(Records from a data source)

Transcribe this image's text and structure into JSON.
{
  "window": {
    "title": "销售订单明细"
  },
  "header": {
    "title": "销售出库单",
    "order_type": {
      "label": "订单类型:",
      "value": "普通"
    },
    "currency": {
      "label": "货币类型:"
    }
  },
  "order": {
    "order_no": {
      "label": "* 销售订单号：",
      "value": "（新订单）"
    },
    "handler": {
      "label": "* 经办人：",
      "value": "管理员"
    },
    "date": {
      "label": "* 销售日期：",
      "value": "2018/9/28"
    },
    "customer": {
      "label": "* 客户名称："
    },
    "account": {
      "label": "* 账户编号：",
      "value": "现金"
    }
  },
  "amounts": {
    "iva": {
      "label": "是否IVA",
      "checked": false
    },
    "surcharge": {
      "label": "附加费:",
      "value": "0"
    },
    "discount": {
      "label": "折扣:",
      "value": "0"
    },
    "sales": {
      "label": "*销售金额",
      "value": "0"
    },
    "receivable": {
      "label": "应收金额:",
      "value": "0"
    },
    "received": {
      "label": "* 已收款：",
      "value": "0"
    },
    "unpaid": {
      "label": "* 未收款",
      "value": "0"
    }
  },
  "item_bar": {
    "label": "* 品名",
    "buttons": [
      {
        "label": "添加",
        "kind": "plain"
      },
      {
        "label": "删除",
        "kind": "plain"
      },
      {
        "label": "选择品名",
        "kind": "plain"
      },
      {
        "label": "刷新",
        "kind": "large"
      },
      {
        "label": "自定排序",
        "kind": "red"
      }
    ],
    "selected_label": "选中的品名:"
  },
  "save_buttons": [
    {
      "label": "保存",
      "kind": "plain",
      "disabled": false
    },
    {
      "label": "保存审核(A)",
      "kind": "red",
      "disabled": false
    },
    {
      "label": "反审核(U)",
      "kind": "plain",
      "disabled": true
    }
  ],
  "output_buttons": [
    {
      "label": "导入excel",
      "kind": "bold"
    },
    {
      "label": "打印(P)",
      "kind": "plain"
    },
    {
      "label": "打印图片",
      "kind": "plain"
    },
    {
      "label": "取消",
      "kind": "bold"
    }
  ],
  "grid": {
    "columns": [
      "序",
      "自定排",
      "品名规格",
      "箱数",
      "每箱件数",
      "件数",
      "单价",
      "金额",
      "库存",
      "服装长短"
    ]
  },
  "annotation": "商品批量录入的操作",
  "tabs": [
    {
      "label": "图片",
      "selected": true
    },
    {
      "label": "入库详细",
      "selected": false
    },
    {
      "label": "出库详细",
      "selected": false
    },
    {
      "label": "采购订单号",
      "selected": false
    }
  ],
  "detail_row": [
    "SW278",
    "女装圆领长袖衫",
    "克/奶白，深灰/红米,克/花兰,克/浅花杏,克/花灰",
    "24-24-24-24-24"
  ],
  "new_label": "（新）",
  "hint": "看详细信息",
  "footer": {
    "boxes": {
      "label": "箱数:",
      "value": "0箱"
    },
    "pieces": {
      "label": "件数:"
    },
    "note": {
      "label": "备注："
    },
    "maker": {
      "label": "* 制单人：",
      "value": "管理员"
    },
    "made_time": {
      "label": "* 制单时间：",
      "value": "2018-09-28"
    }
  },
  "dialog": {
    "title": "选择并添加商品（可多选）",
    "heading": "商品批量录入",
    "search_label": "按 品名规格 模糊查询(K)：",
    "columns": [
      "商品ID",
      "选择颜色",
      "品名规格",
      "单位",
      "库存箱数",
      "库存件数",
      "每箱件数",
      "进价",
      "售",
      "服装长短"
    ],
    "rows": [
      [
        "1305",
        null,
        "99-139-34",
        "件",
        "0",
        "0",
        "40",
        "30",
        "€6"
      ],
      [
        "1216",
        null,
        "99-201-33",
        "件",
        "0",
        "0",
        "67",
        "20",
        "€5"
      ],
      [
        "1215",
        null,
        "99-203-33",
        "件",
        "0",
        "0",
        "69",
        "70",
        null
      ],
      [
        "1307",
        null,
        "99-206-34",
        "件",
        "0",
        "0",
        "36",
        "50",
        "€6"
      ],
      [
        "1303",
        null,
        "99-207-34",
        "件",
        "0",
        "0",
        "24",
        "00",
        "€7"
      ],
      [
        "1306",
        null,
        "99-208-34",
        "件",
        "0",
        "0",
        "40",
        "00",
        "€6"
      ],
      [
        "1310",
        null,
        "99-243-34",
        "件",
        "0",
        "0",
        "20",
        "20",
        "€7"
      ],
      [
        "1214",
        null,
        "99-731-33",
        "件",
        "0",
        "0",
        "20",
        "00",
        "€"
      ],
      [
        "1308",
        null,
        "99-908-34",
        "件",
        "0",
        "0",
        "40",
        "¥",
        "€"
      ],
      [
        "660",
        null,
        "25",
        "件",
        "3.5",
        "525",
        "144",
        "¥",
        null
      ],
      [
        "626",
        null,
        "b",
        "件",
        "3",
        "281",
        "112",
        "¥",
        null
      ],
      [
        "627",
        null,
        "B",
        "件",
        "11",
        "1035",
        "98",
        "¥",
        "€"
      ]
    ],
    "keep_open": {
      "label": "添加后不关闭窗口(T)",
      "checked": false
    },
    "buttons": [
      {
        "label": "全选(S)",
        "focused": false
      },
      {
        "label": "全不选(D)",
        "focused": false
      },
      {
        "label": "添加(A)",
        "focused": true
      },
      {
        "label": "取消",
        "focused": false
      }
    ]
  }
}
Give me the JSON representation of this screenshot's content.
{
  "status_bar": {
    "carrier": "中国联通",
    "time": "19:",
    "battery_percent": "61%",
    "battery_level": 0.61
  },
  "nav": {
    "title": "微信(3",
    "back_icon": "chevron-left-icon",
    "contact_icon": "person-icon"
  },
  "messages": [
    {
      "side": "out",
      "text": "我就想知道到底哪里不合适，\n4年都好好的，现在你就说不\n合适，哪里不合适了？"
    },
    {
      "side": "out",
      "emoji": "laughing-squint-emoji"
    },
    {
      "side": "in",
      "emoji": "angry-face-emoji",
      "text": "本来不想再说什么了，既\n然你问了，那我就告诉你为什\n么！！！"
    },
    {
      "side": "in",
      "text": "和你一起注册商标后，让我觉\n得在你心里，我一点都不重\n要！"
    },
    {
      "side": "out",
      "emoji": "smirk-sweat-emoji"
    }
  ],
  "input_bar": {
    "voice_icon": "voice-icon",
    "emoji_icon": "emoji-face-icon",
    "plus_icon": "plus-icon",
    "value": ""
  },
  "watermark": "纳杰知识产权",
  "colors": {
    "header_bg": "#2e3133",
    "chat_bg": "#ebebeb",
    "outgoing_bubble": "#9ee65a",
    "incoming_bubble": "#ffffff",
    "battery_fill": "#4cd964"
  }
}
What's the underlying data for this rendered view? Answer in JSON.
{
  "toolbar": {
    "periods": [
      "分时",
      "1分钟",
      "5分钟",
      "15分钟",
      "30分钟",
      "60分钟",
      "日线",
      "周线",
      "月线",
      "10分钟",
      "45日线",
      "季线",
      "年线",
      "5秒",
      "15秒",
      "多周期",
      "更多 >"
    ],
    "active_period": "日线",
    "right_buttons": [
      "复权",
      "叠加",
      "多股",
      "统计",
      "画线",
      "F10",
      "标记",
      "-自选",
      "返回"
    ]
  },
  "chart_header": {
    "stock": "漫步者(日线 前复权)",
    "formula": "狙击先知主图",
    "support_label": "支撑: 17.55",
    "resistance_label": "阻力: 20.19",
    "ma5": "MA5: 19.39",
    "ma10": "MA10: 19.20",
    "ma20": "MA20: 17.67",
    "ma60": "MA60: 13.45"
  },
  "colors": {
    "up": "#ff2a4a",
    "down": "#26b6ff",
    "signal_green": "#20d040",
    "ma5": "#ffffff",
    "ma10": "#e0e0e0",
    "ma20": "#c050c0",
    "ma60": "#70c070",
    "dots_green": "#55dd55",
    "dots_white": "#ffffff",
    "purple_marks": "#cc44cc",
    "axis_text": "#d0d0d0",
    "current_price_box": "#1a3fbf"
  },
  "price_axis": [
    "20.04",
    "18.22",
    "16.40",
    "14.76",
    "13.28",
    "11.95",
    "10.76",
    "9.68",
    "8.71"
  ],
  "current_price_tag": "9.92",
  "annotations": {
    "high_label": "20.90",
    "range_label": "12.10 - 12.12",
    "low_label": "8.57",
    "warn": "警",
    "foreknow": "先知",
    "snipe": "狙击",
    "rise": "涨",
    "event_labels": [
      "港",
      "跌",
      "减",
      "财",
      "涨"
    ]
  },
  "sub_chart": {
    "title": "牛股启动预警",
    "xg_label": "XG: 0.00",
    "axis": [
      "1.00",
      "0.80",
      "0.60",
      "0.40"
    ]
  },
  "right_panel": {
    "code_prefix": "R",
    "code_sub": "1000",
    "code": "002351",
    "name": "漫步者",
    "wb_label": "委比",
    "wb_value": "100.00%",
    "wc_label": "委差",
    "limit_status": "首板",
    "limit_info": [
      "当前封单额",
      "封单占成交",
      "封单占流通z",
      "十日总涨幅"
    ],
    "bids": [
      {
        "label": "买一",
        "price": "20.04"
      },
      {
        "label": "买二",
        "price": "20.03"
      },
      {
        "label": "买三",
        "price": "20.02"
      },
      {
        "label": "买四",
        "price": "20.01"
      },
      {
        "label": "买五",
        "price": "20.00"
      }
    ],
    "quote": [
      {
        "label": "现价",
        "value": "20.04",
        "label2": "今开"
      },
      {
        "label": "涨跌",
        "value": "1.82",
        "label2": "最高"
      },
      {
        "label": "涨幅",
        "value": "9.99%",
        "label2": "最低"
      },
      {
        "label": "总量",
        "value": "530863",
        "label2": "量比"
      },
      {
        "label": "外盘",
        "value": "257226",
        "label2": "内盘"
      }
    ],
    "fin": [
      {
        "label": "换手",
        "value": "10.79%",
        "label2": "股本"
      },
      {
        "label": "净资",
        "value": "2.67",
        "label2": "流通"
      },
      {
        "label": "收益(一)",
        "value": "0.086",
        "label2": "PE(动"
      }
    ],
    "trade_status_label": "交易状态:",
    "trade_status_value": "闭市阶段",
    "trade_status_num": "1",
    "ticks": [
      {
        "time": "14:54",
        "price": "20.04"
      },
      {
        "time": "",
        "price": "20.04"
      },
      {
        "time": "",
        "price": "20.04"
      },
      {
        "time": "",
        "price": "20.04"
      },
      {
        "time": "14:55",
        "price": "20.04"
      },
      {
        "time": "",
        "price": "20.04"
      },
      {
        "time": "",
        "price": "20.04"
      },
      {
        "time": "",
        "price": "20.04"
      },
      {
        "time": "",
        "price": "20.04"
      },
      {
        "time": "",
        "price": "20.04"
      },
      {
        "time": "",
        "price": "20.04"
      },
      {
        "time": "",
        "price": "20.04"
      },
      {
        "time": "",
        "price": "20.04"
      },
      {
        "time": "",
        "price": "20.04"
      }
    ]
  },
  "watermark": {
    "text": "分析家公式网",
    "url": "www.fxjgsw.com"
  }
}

- What is expected: Return every line from the records above that holds the word "icon".

- Response to this exercise:
    "back_icon": "chevron-left-icon",
    "contact_icon": "person-icon"
    "voice_icon": "voice-icon",
    "emoji_icon": "emoji-face-icon",
    "plus_icon": "plus-icon",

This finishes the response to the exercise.